--- begin ---

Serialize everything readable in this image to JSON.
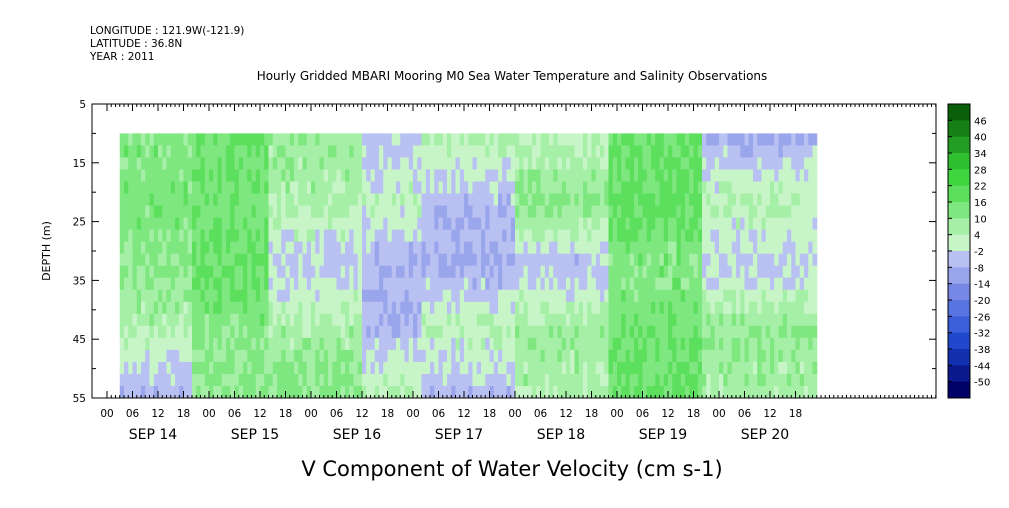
{
  "header": {
    "longitude": "LONGITUDE : 121.9W(-121.9)",
    "latitude": "LATITUDE : 36.8N",
    "year": "YEAR : 2011"
  },
  "chart_data": {
    "type": "heatmap",
    "title": "Hourly Gridded MBARI Mooring M0 Sea Water Temperature and Salinity Observations",
    "xlabel": "V Component of Water Velocity (cm s-1)",
    "ylabel": "DEPTH (m)",
    "ylim": [
      5,
      55
    ],
    "y_reversed": true,
    "y_ticks": [
      5,
      15,
      25,
      35,
      45,
      55
    ],
    "data_depth_range": [
      10,
      55
    ],
    "x_hour_ticks": [
      "00",
      "06",
      "12",
      "18",
      "00",
      "06",
      "12",
      "18",
      "00",
      "06",
      "12",
      "18",
      "00",
      "06",
      "12",
      "18",
      "00",
      "06",
      "12",
      "18",
      "00",
      "06",
      "12",
      "18",
      "00",
      "06",
      "12",
      "18"
    ],
    "x_day_labels": [
      "SEP 14",
      "SEP 15",
      "SEP 16",
      "SEP 17",
      "SEP 18",
      "SEP 19",
      "SEP 20"
    ],
    "data_start_hour": 3,
    "total_hours": 167,
    "colorbar": {
      "levels": [
        -50,
        -44,
        -38,
        -32,
        -26,
        -20,
        -14,
        -8,
        -2,
        4,
        10,
        16,
        22,
        28,
        34,
        40,
        46
      ],
      "labels": [
        "46",
        "40",
        "34",
        "28",
        "22",
        "16",
        "10",
        "4",
        "-2",
        "-8",
        "-14",
        "-20",
        "-26",
        "-32",
        "-38",
        "-44",
        "-50"
      ],
      "colors_low_to_high": [
        "#000066",
        "#0a1a8c",
        "#1230b0",
        "#2047cc",
        "#3a5fd8",
        "#5874e0",
        "#7688e6",
        "#9aa6ec",
        "#b9c0f2",
        "#c8f5c8",
        "#a6efa6",
        "#7fe77f",
        "#5cdf5c",
        "#3ed53e",
        "#2ec02e",
        "#229f22",
        "#167f16",
        "#0b5f0b"
      ]
    },
    "series": [
      {
        "hour_range": [
          3,
          20
        ],
        "values": [
          12,
          14,
          10,
          6,
          -6
        ]
      },
      {
        "hour_range": [
          20,
          38
        ],
        "values": [
          16,
          14,
          18,
          12,
          10
        ]
      },
      {
        "hour_range": [
          38,
          60
        ],
        "values": [
          8,
          6,
          -4,
          6,
          12
        ]
      },
      {
        "hour_range": [
          60,
          74
        ],
        "values": [
          -4,
          2,
          -8,
          -6,
          4
        ]
      },
      {
        "hour_range": [
          74,
          96
        ],
        "values": [
          4,
          -6,
          -8,
          4,
          -6
        ]
      },
      {
        "hour_range": [
          96,
          118
        ],
        "values": [
          2,
          12,
          -6,
          8,
          6
        ]
      },
      {
        "hour_range": [
          118,
          140
        ],
        "values": [
          16,
          18,
          12,
          14,
          16
        ]
      },
      {
        "hour_range": [
          140,
          167
        ],
        "values": [
          -8,
          4,
          -4,
          10,
          6
        ]
      }
    ]
  }
}
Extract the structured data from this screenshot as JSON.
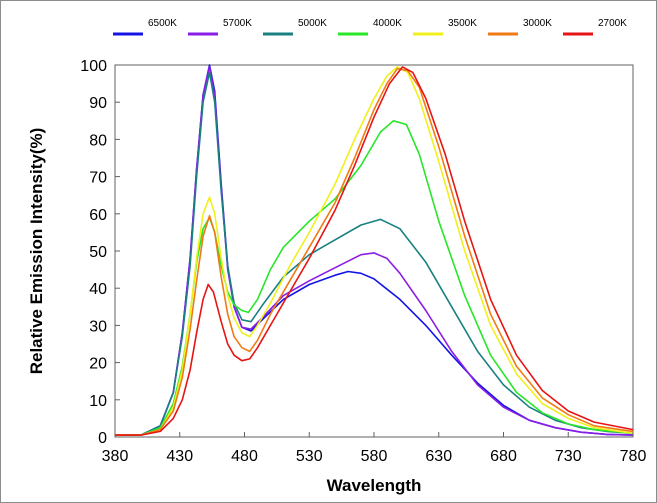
{
  "chart_data": {
    "type": "line",
    "title": "",
    "xlabel": "Wavelength",
    "ylabel": "Relative Emission Intensity(%)",
    "xlim": [
      380,
      780
    ],
    "ylim": [
      0,
      100
    ],
    "x_ticks": [
      "380",
      "430",
      "480",
      "530",
      "580",
      "630",
      "680",
      "730",
      "780"
    ],
    "y_ticks": [
      "0",
      "10",
      "20",
      "30",
      "40",
      "50",
      "60",
      "70",
      "80",
      "90",
      "100"
    ],
    "grid": false,
    "legend_position": "top",
    "series": [
      {
        "name": "6500K",
        "color": "#1414e6",
        "points": [
          [
            380,
            0.5
          ],
          [
            400,
            0.5
          ],
          [
            415,
            3
          ],
          [
            425,
            12
          ],
          [
            432,
            28
          ],
          [
            438,
            48
          ],
          [
            443,
            72
          ],
          [
            448,
            92
          ],
          [
            453,
            100
          ],
          [
            457,
            93
          ],
          [
            462,
            68
          ],
          [
            467,
            46
          ],
          [
            472,
            35
          ],
          [
            478,
            29.5
          ],
          [
            485,
            28.5
          ],
          [
            495,
            32
          ],
          [
            510,
            37
          ],
          [
            530,
            41
          ],
          [
            550,
            43.5
          ],
          [
            560,
            44.5
          ],
          [
            570,
            44
          ],
          [
            580,
            42.5
          ],
          [
            600,
            37
          ],
          [
            620,
            30
          ],
          [
            640,
            22
          ],
          [
            660,
            14.5
          ],
          [
            680,
            8.5
          ],
          [
            700,
            4.5
          ],
          [
            720,
            2.5
          ],
          [
            740,
            1.3
          ],
          [
            760,
            0.7
          ],
          [
            780,
            0.5
          ]
        ]
      },
      {
        "name": "5700K",
        "color": "#8b1ee6",
        "points": [
          [
            380,
            0.5
          ],
          [
            400,
            0.5
          ],
          [
            415,
            3
          ],
          [
            425,
            12
          ],
          [
            432,
            28
          ],
          [
            438,
            48
          ],
          [
            443,
            72
          ],
          [
            448,
            92
          ],
          [
            453,
            99.5
          ],
          [
            457,
            92
          ],
          [
            462,
            67
          ],
          [
            467,
            45
          ],
          [
            472,
            35
          ],
          [
            478,
            29.5
          ],
          [
            485,
            29
          ],
          [
            495,
            32.5
          ],
          [
            510,
            38
          ],
          [
            530,
            42
          ],
          [
            550,
            45.5
          ],
          [
            570,
            49
          ],
          [
            580,
            49.5
          ],
          [
            590,
            48
          ],
          [
            600,
            44
          ],
          [
            620,
            34
          ],
          [
            640,
            23
          ],
          [
            660,
            14
          ],
          [
            680,
            8
          ],
          [
            700,
            4.5
          ],
          [
            720,
            2.5
          ],
          [
            740,
            1.3
          ],
          [
            760,
            0.7
          ],
          [
            780,
            0.5
          ]
        ]
      },
      {
        "name": "5000K",
        "color": "#1a8080",
        "points": [
          [
            380,
            0.5
          ],
          [
            400,
            0.5
          ],
          [
            415,
            3
          ],
          [
            425,
            12
          ],
          [
            432,
            27
          ],
          [
            438,
            46
          ],
          [
            443,
            70
          ],
          [
            448,
            90
          ],
          [
            453,
            98
          ],
          [
            457,
            90
          ],
          [
            462,
            66
          ],
          [
            467,
            46
          ],
          [
            472,
            36
          ],
          [
            478,
            31.5
          ],
          [
            485,
            31
          ],
          [
            495,
            36
          ],
          [
            510,
            43
          ],
          [
            530,
            49
          ],
          [
            550,
            53
          ],
          [
            570,
            57
          ],
          [
            585,
            58.5
          ],
          [
            600,
            56
          ],
          [
            620,
            47
          ],
          [
            640,
            35
          ],
          [
            660,
            23
          ],
          [
            680,
            14
          ],
          [
            700,
            8
          ],
          [
            720,
            4.5
          ],
          [
            740,
            2.5
          ],
          [
            760,
            1.5
          ],
          [
            780,
            1
          ]
        ]
      },
      {
        "name": "4000K",
        "color": "#28e628",
        "points": [
          [
            380,
            0.5
          ],
          [
            400,
            0.5
          ],
          [
            415,
            2.5
          ],
          [
            425,
            9
          ],
          [
            432,
            19
          ],
          [
            438,
            33
          ],
          [
            443,
            47
          ],
          [
            448,
            56
          ],
          [
            453,
            59
          ],
          [
            457,
            55
          ],
          [
            462,
            46
          ],
          [
            467,
            39
          ],
          [
            472,
            35.5
          ],
          [
            478,
            34
          ],
          [
            483,
            33.5
          ],
          [
            490,
            37
          ],
          [
            500,
            45
          ],
          [
            510,
            51
          ],
          [
            530,
            58
          ],
          [
            550,
            64
          ],
          [
            570,
            73
          ],
          [
            585,
            82
          ],
          [
            595,
            85
          ],
          [
            605,
            84
          ],
          [
            615,
            76
          ],
          [
            630,
            58
          ],
          [
            650,
            38
          ],
          [
            670,
            22
          ],
          [
            690,
            12
          ],
          [
            710,
            6.5
          ],
          [
            730,
            3.5
          ],
          [
            750,
            2
          ],
          [
            780,
            1
          ]
        ]
      },
      {
        "name": "3500K",
        "color": "#f0f01e",
        "points": [
          [
            380,
            0.5
          ],
          [
            400,
            0.5
          ],
          [
            415,
            2
          ],
          [
            425,
            8
          ],
          [
            432,
            18
          ],
          [
            438,
            33
          ],
          [
            443,
            48
          ],
          [
            448,
            60
          ],
          [
            453,
            64.5
          ],
          [
            457,
            60
          ],
          [
            462,
            48
          ],
          [
            467,
            38
          ],
          [
            472,
            32
          ],
          [
            478,
            28
          ],
          [
            484,
            27
          ],
          [
            490,
            30
          ],
          [
            500,
            36
          ],
          [
            515,
            46
          ],
          [
            530,
            55
          ],
          [
            550,
            68
          ],
          [
            565,
            80
          ],
          [
            580,
            91
          ],
          [
            590,
            97
          ],
          [
            598,
            99.5
          ],
          [
            606,
            98
          ],
          [
            615,
            91
          ],
          [
            630,
            74
          ],
          [
            650,
            50
          ],
          [
            670,
            30
          ],
          [
            690,
            17
          ],
          [
            710,
            9
          ],
          [
            730,
            5
          ],
          [
            750,
            2.5
          ],
          [
            780,
            1
          ]
        ]
      },
      {
        "name": "3000K",
        "color": "#f07a14",
        "points": [
          [
            380,
            0.5
          ],
          [
            400,
            0.5
          ],
          [
            415,
            2
          ],
          [
            425,
            7
          ],
          [
            432,
            16
          ],
          [
            438,
            29
          ],
          [
            443,
            42
          ],
          [
            448,
            54
          ],
          [
            453,
            59.5
          ],
          [
            457,
            55
          ],
          [
            462,
            43
          ],
          [
            467,
            33
          ],
          [
            472,
            27
          ],
          [
            478,
            24
          ],
          [
            484,
            23
          ],
          [
            490,
            26
          ],
          [
            500,
            33
          ],
          [
            515,
            42
          ],
          [
            530,
            51
          ],
          [
            550,
            63
          ],
          [
            565,
            75
          ],
          [
            580,
            88
          ],
          [
            590,
            95
          ],
          [
            598,
            99
          ],
          [
            606,
            98.5
          ],
          [
            615,
            94
          ],
          [
            630,
            78
          ],
          [
            650,
            54
          ],
          [
            670,
            33
          ],
          [
            690,
            19
          ],
          [
            710,
            10.5
          ],
          [
            730,
            6
          ],
          [
            750,
            3
          ],
          [
            780,
            1.5
          ]
        ]
      },
      {
        "name": "2700K",
        "color": "#e61414",
        "points": [
          [
            380,
            0.5
          ],
          [
            400,
            0.5
          ],
          [
            415,
            1.5
          ],
          [
            425,
            5
          ],
          [
            432,
            10
          ],
          [
            438,
            18
          ],
          [
            443,
            28
          ],
          [
            448,
            37
          ],
          [
            452,
            41
          ],
          [
            456,
            39
          ],
          [
            462,
            31
          ],
          [
            467,
            25
          ],
          [
            472,
            22
          ],
          [
            478,
            20.5
          ],
          [
            484,
            21
          ],
          [
            490,
            24
          ],
          [
            500,
            30
          ],
          [
            515,
            39
          ],
          [
            530,
            48
          ],
          [
            550,
            61
          ],
          [
            565,
            73
          ],
          [
            580,
            86
          ],
          [
            592,
            95
          ],
          [
            602,
            99.5
          ],
          [
            610,
            98
          ],
          [
            620,
            91
          ],
          [
            635,
            76
          ],
          [
            650,
            58
          ],
          [
            670,
            37
          ],
          [
            690,
            22
          ],
          [
            710,
            12.5
          ],
          [
            730,
            7
          ],
          [
            750,
            4
          ],
          [
            780,
            2
          ]
        ]
      }
    ]
  }
}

--- end ---

▶ _What to do_
Lines containing the string "this" are to be selected and copied.

▶ _Full answer_
Serialize everything readable in this image to JSON.
Extract the structured data from this screenshot as JSON.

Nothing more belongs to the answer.